**Data lines:**

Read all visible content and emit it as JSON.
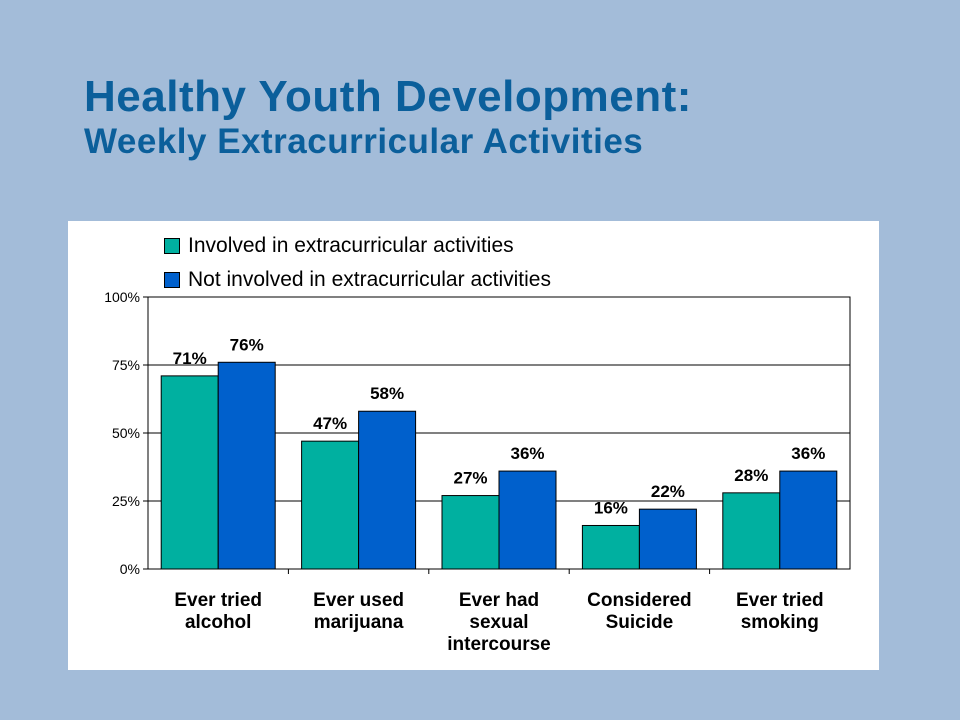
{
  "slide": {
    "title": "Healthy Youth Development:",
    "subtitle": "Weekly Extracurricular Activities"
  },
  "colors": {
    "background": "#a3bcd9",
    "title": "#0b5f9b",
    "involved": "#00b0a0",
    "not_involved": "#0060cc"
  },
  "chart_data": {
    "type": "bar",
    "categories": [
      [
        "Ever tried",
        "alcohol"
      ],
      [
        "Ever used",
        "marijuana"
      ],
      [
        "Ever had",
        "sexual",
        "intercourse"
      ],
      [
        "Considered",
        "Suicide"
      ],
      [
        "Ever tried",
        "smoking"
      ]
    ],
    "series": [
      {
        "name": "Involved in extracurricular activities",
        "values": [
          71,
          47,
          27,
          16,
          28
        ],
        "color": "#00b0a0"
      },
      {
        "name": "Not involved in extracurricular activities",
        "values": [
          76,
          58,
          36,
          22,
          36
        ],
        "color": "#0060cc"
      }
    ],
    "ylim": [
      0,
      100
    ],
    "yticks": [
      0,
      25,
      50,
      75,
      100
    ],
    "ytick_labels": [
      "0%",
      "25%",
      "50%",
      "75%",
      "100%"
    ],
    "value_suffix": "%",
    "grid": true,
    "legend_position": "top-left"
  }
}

**Instruction:**
Every record is to be reproduced exactly, with no pictures included.

**The solution:**
Read all visible content and emit it as JSON.
{
  "slide": {
    "title": "Healthy Youth Development:",
    "subtitle": "Weekly Extracurricular Activities"
  },
  "colors": {
    "background": "#a3bcd9",
    "title": "#0b5f9b",
    "involved": "#00b0a0",
    "not_involved": "#0060cc"
  },
  "chart_data": {
    "type": "bar",
    "categories": [
      [
        "Ever tried",
        "alcohol"
      ],
      [
        "Ever used",
        "marijuana"
      ],
      [
        "Ever had",
        "sexual",
        "intercourse"
      ],
      [
        "Considered",
        "Suicide"
      ],
      [
        "Ever tried",
        "smoking"
      ]
    ],
    "series": [
      {
        "name": "Involved in extracurricular activities",
        "values": [
          71,
          47,
          27,
          16,
          28
        ],
        "color": "#00b0a0"
      },
      {
        "name": "Not involved in extracurricular activities",
        "values": [
          76,
          58,
          36,
          22,
          36
        ],
        "color": "#0060cc"
      }
    ],
    "ylim": [
      0,
      100
    ],
    "yticks": [
      0,
      25,
      50,
      75,
      100
    ],
    "ytick_labels": [
      "0%",
      "25%",
      "50%",
      "75%",
      "100%"
    ],
    "value_suffix": "%",
    "grid": true,
    "legend_position": "top-left"
  }
}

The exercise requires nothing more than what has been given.